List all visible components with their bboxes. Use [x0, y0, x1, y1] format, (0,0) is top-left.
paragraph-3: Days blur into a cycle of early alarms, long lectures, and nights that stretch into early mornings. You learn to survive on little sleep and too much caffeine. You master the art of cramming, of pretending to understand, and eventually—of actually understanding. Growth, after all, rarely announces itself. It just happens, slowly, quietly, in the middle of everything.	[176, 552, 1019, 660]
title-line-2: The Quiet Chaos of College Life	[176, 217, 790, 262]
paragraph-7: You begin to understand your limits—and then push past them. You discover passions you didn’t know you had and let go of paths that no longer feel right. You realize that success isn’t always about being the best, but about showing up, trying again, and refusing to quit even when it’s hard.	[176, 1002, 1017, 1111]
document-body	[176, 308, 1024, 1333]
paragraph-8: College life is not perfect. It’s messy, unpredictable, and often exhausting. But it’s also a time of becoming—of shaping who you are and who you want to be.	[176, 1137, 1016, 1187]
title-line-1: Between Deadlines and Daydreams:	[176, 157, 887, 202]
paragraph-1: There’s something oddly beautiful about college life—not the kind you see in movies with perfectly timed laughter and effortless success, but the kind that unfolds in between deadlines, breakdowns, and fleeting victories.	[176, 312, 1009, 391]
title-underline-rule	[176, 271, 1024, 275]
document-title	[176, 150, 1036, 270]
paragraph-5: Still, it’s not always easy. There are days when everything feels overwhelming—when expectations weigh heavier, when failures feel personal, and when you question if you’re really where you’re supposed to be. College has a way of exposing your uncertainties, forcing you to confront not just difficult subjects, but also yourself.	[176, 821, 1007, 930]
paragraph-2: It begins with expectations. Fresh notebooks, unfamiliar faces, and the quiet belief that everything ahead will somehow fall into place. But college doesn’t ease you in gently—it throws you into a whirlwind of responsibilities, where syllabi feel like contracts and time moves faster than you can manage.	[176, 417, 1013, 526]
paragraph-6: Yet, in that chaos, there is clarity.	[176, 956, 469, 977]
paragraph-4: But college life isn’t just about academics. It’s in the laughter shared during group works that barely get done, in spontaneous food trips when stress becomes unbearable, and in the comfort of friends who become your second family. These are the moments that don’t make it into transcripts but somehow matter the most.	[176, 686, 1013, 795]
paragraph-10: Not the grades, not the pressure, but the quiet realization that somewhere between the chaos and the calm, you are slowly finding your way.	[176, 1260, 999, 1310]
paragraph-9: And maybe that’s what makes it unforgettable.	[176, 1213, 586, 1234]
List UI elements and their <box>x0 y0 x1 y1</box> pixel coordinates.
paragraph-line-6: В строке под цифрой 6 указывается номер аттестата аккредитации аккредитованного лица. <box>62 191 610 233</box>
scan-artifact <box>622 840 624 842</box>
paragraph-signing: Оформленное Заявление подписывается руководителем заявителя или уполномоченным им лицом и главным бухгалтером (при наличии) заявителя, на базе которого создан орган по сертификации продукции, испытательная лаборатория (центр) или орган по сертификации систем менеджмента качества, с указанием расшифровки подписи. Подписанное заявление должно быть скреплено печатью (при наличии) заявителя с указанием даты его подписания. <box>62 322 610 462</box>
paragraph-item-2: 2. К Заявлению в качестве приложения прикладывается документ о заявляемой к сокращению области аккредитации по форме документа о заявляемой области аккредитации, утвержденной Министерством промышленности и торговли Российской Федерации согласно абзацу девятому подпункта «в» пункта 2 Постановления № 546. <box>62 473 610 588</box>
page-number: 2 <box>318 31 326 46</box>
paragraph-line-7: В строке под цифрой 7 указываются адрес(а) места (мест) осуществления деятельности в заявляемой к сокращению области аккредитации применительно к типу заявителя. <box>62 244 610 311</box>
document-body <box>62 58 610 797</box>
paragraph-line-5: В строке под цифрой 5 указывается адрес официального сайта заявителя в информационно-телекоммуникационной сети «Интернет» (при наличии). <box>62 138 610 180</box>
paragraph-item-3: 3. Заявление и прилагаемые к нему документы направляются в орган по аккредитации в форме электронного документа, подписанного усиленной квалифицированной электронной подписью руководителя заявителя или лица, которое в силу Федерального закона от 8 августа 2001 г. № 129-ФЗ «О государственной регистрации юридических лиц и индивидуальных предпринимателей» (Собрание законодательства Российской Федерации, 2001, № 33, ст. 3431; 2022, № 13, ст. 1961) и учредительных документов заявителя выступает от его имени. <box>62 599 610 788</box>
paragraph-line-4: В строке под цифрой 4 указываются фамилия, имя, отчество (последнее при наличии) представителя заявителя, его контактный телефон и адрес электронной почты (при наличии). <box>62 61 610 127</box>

_ _ _

• _Problem description_: Repeat the listing from its first line through the line containing "title-line-2: The Quiet", including both of those lines.

• _Full response_:
List all visible components with their bboxes. Use [x0, y0, x1, y1] format, (0,0) is top-left.
paragraph-3: Days blur into a cycle of early alarms, long lectures, and nights that stretch into early mornings. You learn to survive on little sleep and too much caffeine. You master the art of cramming, of pretending to understand, and eventually—of actually understanding. Growth, after all, rarely announces itself. It just happens, slowly, quietly, in the middle of everything.	[176, 552, 1019, 660]
title-line-2: The Quiet Chaos of College Life	[176, 217, 790, 262]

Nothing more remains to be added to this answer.